WHAT THE TASK REQUIRES: Identify each line below that contains the word "sodium", and copy it out.

______________________________

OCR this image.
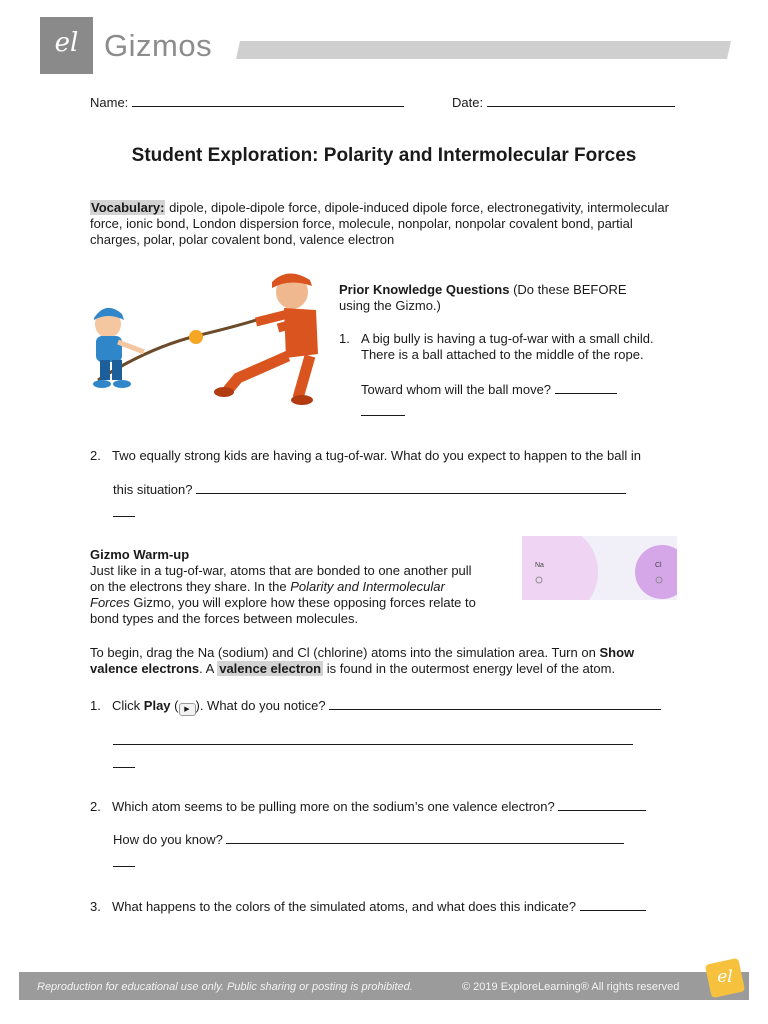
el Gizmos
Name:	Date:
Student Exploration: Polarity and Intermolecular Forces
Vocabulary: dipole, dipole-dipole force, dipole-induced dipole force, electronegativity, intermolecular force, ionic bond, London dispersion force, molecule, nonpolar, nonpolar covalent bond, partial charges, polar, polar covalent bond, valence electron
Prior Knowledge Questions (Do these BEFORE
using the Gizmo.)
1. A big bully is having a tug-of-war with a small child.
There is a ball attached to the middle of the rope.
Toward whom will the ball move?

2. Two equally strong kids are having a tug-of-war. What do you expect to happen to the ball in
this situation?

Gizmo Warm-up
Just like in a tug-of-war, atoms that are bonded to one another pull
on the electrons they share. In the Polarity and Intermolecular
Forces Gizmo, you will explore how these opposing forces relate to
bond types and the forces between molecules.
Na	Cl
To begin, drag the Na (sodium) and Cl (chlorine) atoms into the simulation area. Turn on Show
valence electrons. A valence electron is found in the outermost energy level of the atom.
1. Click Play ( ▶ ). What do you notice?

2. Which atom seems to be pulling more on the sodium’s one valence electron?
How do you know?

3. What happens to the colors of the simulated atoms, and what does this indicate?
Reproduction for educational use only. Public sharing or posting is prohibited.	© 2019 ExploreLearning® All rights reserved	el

______________________________

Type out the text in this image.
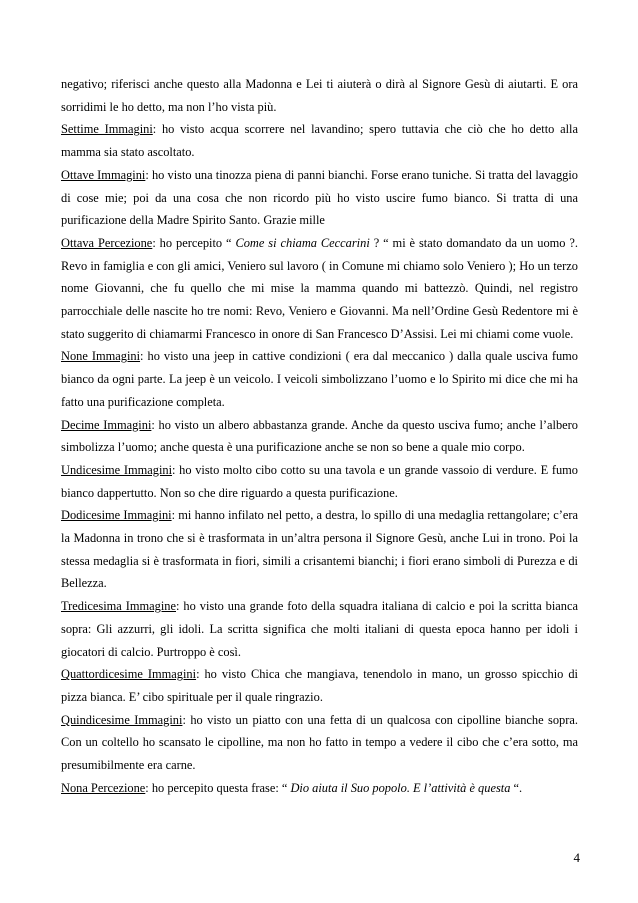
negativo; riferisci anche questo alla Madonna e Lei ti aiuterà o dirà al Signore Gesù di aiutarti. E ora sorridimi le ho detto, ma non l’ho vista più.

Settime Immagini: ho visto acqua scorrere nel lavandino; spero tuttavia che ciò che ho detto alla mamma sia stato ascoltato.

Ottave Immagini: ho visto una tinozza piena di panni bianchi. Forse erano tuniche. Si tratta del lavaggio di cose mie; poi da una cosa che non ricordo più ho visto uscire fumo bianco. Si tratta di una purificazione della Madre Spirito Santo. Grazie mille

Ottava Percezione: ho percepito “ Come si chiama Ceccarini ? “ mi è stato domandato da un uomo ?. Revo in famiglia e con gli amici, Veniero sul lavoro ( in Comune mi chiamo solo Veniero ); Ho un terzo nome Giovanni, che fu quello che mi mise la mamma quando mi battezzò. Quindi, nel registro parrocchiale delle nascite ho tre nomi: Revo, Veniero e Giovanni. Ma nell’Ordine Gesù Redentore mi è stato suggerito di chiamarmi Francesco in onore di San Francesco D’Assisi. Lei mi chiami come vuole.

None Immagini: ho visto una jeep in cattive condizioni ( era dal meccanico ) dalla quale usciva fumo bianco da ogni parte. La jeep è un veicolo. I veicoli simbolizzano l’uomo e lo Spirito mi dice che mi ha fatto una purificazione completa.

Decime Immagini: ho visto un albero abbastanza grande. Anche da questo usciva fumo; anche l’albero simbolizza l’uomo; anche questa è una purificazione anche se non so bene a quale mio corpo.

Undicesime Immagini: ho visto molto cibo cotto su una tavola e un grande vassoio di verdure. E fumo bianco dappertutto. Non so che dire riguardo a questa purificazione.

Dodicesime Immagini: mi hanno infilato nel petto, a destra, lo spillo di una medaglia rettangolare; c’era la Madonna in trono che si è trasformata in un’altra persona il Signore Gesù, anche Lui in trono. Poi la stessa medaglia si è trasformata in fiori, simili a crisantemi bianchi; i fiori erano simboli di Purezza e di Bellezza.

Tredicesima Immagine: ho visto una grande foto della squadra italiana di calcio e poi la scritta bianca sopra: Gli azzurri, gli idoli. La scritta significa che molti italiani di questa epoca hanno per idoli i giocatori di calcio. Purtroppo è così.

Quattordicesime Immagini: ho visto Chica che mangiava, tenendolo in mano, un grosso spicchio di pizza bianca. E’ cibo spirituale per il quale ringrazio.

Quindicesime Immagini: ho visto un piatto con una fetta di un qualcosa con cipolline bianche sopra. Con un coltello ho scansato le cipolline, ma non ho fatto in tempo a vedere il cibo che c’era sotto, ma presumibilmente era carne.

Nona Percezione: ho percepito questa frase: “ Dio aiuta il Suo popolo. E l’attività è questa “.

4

______________________________

EXPECTED ANSWER:
To begin, drag the Na (sodium) and Cl (chlorine) atoms into the simulation area. Turn on Show
2. Which atom seems to be pulling more on the sodium’s one valence electron?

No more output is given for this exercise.